REQUIREMENTS: Quote the whole listing exactly. Leave the pictures out of your copy.

━━━━━━━━━━━━━━━━

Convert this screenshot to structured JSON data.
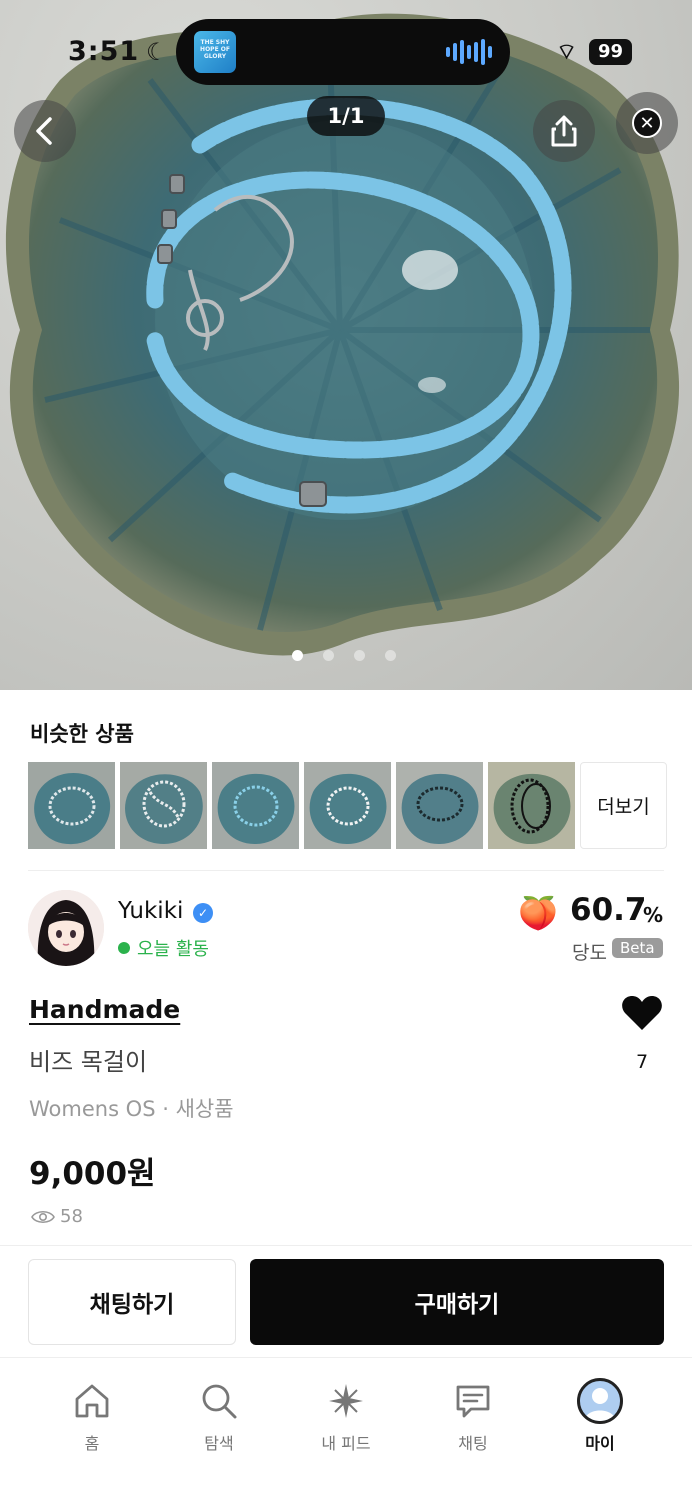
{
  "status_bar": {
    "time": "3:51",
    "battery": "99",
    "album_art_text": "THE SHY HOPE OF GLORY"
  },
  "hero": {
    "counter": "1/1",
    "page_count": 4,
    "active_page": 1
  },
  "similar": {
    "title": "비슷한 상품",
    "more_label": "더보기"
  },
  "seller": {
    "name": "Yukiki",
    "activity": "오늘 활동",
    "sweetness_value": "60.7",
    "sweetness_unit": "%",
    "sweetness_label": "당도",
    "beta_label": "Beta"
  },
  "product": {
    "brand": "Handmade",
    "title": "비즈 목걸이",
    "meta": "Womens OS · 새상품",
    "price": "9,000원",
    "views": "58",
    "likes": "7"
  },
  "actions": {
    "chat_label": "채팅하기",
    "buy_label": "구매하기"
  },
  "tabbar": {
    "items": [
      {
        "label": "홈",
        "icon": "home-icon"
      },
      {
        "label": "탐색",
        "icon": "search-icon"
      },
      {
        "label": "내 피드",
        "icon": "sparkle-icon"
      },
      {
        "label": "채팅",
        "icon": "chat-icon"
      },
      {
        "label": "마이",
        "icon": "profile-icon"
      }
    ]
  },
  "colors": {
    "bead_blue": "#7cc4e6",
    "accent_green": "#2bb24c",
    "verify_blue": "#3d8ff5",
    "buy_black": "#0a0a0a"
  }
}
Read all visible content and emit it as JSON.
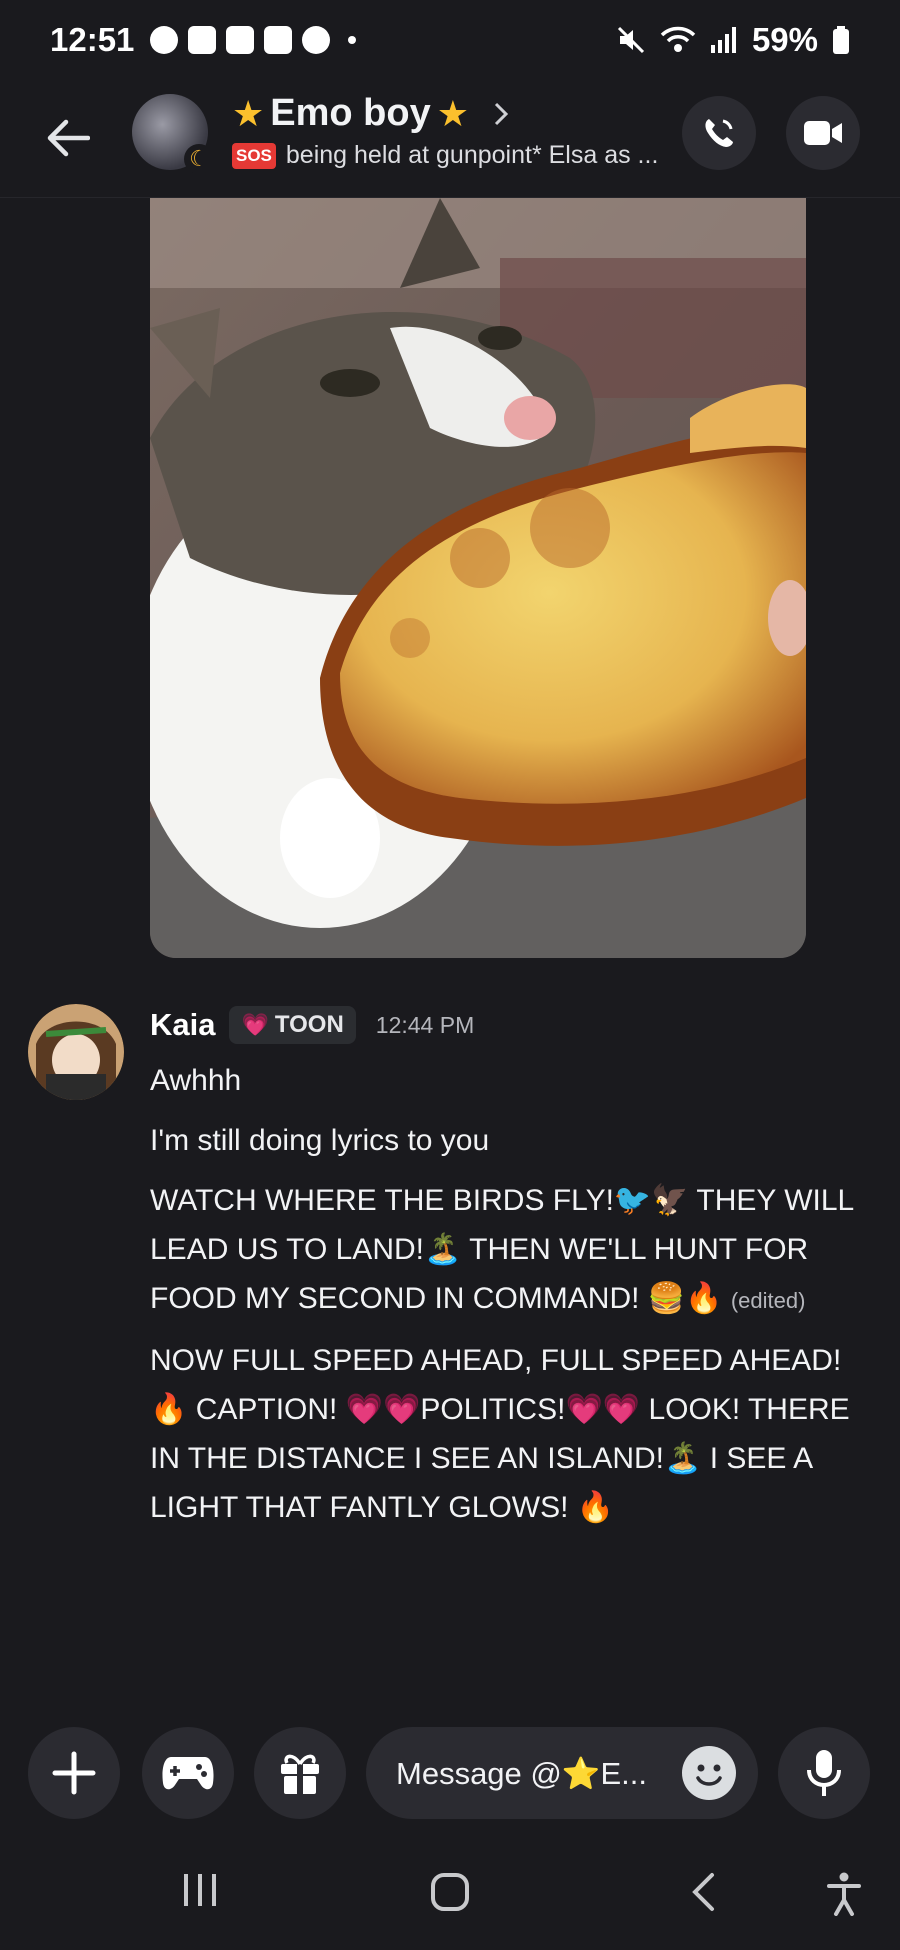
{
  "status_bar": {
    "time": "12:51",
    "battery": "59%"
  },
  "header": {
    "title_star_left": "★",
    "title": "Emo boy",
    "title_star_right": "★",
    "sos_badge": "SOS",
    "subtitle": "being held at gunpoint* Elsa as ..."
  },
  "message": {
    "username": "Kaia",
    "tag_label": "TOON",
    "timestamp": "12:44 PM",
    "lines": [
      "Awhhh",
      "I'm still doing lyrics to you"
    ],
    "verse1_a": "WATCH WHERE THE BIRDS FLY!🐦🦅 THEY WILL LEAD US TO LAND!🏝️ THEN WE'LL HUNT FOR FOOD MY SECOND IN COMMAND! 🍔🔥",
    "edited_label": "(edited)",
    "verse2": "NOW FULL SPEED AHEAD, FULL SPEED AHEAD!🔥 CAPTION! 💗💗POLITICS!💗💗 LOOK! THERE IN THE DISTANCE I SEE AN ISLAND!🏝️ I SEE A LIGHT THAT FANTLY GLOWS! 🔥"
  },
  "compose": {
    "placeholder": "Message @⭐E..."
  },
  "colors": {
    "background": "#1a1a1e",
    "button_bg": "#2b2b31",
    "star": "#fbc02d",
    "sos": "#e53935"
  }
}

━━━━━━━━━━━━━━━━

ANSWER TO THE PROBLEM:
Convert this screenshot to structured JSON data.
{
  "status_bar": {
    "time": "3:51",
    "battery": "99",
    "album_art_text": "THE SHY HOPE OF GLORY"
  },
  "hero": {
    "counter": "1/1",
    "page_count": 4,
    "active_page": 1
  },
  "similar": {
    "title": "비슷한 상품",
    "more_label": "더보기"
  },
  "seller": {
    "name": "Yukiki",
    "activity": "오늘 활동",
    "sweetness_value": "60.7",
    "sweetness_unit": "%",
    "sweetness_label": "당도",
    "beta_label": "Beta"
  },
  "product": {
    "brand": "Handmade",
    "title": "비즈 목걸이",
    "meta": "Womens OS · 새상품",
    "price": "9,000원",
    "views": "58",
    "likes": "7"
  },
  "actions": {
    "chat_label": "채팅하기",
    "buy_label": "구매하기"
  },
  "tabbar": {
    "items": [
      {
        "label": "홈",
        "icon": "home-icon"
      },
      {
        "label": "탐색",
        "icon": "search-icon"
      },
      {
        "label": "내 피드",
        "icon": "sparkle-icon"
      },
      {
        "label": "채팅",
        "icon": "chat-icon"
      },
      {
        "label": "마이",
        "icon": "profile-icon"
      }
    ]
  },
  "colors": {
    "bead_blue": "#7cc4e6",
    "accent_green": "#2bb24c",
    "verify_blue": "#3d8ff5",
    "buy_black": "#0a0a0a"
  }
}
Read all visible content and emit it as JSON.
{
  "status_bar": {
    "time": "12:51",
    "battery": "59%"
  },
  "header": {
    "title_star_left": "★",
    "title": "Emo boy",
    "title_star_right": "★",
    "sos_badge": "SOS",
    "subtitle": "being held at gunpoint* Elsa as ..."
  },
  "message": {
    "username": "Kaia",
    "tag_label": "TOON",
    "timestamp": "12:44 PM",
    "lines": [
      "Awhhh",
      "I'm still doing lyrics to you"
    ],
    "verse1_a": "WATCH WHERE THE BIRDS FLY!🐦🦅 THEY WILL LEAD US TO LAND!🏝️ THEN WE'LL HUNT FOR FOOD MY SECOND IN COMMAND! 🍔🔥",
    "edited_label": "(edited)",
    "verse2": "NOW FULL SPEED AHEAD, FULL SPEED AHEAD!🔥 CAPTION! 💗💗POLITICS!💗💗 LOOK! THERE IN THE DISTANCE I SEE AN ISLAND!🏝️ I SEE A LIGHT THAT FANTLY GLOWS! 🔥"
  },
  "compose": {
    "placeholder": "Message @⭐E..."
  },
  "colors": {
    "background": "#1a1a1e",
    "button_bg": "#2b2b31",
    "star": "#fbc02d",
    "sos": "#e53935"
  }
}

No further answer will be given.